- _Objective_
Output exactly, please, the lines of the records below from the one containing "What data populates" through the final line.
..............................
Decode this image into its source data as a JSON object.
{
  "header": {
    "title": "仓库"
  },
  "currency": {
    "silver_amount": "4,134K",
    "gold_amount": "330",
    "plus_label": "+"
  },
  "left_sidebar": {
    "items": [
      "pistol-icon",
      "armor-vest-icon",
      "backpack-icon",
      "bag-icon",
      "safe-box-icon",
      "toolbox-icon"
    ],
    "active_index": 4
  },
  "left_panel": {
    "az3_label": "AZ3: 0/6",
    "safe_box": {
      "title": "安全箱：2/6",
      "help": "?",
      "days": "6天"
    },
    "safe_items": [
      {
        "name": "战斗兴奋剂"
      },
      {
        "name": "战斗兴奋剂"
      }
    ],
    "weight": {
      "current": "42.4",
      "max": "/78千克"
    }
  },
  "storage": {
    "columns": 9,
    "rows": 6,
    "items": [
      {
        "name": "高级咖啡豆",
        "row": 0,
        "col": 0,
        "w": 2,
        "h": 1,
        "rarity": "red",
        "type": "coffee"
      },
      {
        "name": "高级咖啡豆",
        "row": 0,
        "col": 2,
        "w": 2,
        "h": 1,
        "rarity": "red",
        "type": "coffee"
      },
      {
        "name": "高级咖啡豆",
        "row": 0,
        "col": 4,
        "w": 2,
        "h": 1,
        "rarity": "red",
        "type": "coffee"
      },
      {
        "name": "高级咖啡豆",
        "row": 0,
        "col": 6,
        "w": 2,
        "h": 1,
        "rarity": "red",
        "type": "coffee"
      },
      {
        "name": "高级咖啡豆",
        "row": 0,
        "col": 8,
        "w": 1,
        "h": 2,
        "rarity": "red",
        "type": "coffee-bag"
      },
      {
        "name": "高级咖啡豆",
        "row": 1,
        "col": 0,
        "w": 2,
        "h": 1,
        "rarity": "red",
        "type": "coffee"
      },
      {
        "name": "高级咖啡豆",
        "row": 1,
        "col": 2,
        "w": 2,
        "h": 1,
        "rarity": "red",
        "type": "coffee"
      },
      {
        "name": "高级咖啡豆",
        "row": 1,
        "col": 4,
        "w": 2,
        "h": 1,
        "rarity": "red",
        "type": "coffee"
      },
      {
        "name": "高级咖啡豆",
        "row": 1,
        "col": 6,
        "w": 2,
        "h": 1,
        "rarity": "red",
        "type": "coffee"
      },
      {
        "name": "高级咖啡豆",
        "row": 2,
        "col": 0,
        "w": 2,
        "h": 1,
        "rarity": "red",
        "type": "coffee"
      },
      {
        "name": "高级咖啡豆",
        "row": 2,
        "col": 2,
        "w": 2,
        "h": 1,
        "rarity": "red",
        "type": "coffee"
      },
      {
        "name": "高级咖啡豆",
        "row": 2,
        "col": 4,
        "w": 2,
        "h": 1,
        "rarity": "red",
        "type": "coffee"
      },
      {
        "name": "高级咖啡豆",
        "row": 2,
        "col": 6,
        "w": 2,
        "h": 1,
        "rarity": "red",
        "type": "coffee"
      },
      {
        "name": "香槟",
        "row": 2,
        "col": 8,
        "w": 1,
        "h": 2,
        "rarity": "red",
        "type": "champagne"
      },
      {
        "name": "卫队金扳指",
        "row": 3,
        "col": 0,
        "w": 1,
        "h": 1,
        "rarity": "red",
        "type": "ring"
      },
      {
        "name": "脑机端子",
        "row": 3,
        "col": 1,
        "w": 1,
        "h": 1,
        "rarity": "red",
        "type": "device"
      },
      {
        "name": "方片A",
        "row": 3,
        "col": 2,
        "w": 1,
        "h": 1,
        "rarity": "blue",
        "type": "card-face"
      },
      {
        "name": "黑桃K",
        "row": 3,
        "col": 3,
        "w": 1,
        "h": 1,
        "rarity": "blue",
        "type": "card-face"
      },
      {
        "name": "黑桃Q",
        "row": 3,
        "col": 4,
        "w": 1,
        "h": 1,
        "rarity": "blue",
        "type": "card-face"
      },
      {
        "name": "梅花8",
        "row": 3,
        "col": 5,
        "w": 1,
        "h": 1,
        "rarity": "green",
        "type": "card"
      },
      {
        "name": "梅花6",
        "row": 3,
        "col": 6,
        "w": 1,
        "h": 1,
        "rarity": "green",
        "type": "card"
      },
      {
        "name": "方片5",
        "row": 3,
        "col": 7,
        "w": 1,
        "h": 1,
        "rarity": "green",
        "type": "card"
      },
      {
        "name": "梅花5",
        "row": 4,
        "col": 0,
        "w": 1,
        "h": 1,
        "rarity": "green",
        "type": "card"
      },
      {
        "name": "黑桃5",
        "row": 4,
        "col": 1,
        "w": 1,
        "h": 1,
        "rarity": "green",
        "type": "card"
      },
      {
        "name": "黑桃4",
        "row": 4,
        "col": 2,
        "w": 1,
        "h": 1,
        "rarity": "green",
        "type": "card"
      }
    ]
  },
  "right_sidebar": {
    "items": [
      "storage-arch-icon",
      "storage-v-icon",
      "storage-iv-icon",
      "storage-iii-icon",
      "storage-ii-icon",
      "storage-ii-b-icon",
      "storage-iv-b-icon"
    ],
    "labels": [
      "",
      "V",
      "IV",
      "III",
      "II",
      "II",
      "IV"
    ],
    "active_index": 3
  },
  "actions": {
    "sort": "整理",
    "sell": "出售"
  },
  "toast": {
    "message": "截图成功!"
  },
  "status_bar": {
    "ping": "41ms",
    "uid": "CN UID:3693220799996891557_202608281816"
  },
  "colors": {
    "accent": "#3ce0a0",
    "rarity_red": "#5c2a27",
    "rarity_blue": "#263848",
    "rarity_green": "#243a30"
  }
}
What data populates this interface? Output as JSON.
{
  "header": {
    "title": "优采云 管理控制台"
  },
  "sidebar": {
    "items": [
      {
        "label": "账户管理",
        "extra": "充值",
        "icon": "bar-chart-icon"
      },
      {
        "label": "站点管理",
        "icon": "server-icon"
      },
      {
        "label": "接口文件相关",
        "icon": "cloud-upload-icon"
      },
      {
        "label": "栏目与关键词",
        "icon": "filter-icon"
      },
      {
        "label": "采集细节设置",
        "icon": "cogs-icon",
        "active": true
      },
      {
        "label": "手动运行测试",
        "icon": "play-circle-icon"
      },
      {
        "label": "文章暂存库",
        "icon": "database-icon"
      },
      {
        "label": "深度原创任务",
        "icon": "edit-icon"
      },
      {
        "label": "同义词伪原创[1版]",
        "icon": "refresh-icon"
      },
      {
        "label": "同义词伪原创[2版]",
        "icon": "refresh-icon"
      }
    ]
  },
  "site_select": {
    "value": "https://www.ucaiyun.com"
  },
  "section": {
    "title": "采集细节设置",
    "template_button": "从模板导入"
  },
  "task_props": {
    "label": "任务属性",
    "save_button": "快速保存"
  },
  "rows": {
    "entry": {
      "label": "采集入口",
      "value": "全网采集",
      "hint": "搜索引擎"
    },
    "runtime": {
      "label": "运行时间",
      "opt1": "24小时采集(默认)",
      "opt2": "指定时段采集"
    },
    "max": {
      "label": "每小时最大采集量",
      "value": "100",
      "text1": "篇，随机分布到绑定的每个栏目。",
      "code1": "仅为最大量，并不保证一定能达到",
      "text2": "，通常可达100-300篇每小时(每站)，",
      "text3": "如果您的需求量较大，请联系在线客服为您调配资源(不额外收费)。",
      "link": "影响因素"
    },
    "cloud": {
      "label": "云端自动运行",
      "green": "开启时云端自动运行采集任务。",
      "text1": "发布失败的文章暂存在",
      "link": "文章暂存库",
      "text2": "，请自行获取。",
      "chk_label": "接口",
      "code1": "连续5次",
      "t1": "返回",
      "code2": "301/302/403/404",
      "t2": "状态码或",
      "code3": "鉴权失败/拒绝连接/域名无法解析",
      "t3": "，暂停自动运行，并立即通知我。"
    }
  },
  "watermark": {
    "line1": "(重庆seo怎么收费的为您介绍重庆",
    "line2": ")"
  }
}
..............................
- _Result below_
What data populates this interface? Output as JSON.
{
  "header": {
    "title": "优采云 管理控制台"
  },
  "sidebar": {
    "items": [
      {
        "label": "账户管理",
        "extra": "充值",
        "icon": "bar-chart-icon"
      },
      {
        "label": "站点管理",
        "icon": "server-icon"
      },
      {
        "label": "接口文件相关",
        "icon": "cloud-upload-icon"
      },
      {
        "label": "栏目与关键词",
        "icon": "filter-icon"
      },
      {
        "label": "采集细节设置",
        "icon": "cogs-icon",
        "active": true
      },
      {
        "label": "手动运行测试",
        "icon": "play-circle-icon"
      },
      {
        "label": "文章暂存库",
        "icon": "database-icon"
      },
      {
        "label": "深度原创任务",
        "icon": "edit-icon"
      },
      {
        "label": "同义词伪原创[1版]",
        "icon": "refresh-icon"
      },
      {
        "label": "同义词伪原创[2版]",
        "icon": "refresh-icon"
      }
    ]
  },
  "site_select": {
    "value": "https://www.ucaiyun.com"
  },
  "section": {
    "title": "采集细节设置",
    "template_button": "从模板导入"
  },
  "task_props": {
    "label": "任务属性",
    "save_button": "快速保存"
  },
  "rows": {
    "entry": {
      "label": "采集入口",
      "value": "全网采集",
      "hint": "搜索引擎"
    },
    "runtime": {
      "label": "运行时间",
      "opt1": "24小时采集(默认)",
      "opt2": "指定时段采集"
    },
    "max": {
      "label": "每小时最大采集量",
      "value": "100",
      "text1": "篇，随机分布到绑定的每个栏目。",
      "code1": "仅为最大量，并不保证一定能达到",
      "text2": "，通常可达100-300篇每小时(每站)，",
      "text3": "如果您的需求量较大，请联系在线客服为您调配资源(不额外收费)。",
      "link": "影响因素"
    },
    "cloud": {
      "label": "云端自动运行",
      "green": "开启时云端自动运行采集任务。",
      "text1": "发布失败的文章暂存在",
      "link": "文章暂存库",
      "text2": "，请自行获取。",
      "chk_label": "接口",
      "code1": "连续5次",
      "t1": "返回",
      "code2": "301/302/403/404",
      "t2": "状态码或",
      "code3": "鉴权失败/拒绝连接/域名无法解析",
      "t3": "，暂停自动运行，并立即通知我。"
    }
  },
  "watermark": {
    "line1": "(重庆seo怎么收费的为您介绍重庆",
    "line2": ")"
  }
}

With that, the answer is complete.